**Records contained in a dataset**
....

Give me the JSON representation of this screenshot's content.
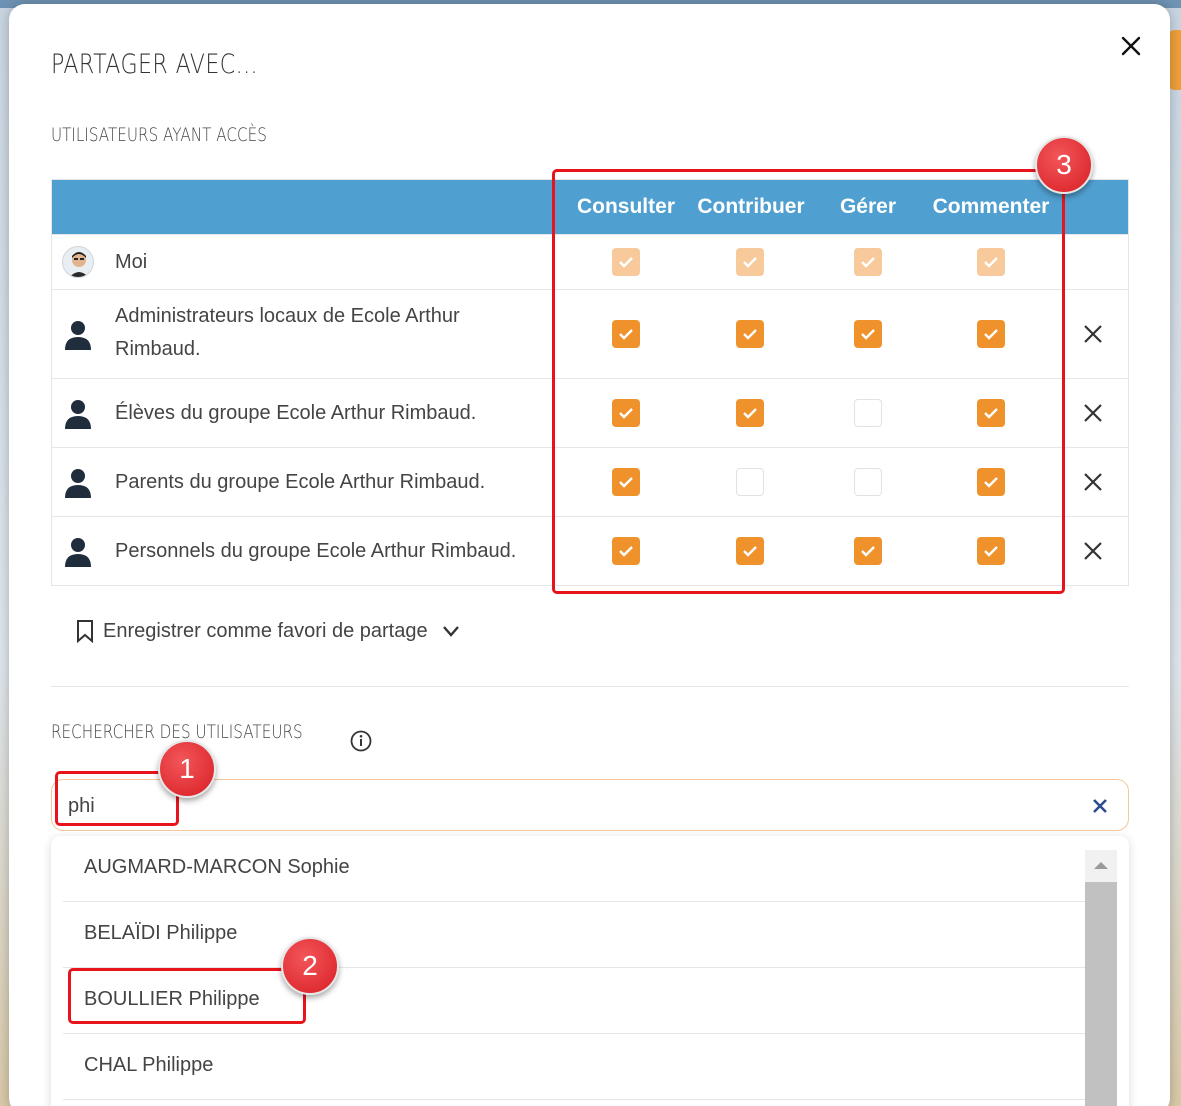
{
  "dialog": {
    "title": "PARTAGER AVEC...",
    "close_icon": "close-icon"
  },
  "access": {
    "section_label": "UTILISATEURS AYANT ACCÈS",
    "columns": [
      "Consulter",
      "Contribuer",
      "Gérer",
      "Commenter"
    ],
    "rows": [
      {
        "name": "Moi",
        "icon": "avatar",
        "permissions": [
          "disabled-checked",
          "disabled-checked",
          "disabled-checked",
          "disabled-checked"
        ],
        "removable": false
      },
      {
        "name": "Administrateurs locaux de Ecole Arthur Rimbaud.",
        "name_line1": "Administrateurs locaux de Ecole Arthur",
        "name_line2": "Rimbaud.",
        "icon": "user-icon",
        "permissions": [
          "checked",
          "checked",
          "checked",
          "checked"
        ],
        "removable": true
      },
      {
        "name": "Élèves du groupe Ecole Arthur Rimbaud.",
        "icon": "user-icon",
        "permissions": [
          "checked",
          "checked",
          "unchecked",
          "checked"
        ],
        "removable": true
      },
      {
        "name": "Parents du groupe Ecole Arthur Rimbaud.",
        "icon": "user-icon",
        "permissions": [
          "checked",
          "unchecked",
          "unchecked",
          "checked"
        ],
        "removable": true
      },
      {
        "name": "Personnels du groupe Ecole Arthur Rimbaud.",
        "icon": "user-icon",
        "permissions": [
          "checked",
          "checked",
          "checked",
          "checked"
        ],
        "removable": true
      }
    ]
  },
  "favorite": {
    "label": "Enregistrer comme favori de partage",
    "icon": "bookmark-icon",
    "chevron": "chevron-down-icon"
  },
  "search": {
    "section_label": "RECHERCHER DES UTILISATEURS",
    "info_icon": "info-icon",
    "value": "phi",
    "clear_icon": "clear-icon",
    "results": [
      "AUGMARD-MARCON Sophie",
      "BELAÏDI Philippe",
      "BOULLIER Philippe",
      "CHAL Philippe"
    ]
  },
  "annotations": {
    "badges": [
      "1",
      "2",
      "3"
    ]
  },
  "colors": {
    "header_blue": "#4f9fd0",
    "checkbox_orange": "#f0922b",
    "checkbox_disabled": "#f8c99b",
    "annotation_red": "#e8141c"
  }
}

....

**REQUIRED TASK**
Find the lines above that contain the word "Arthur" and collect them.

**ANSWER TO THIS PROBLEM**
        "name": "Administrateurs locaux de Ecole Arthur Rimbaud.",
        "name_line1": "Administrateurs locaux de Ecole Arthur",
        "name": "Élèves du groupe Ecole Arthur Rimbaud.",
        "name": "Parents du groupe Ecole Arthur Rimbaud.",
        "name": "Personnels du groupe Ecole Arthur Rimbaud.",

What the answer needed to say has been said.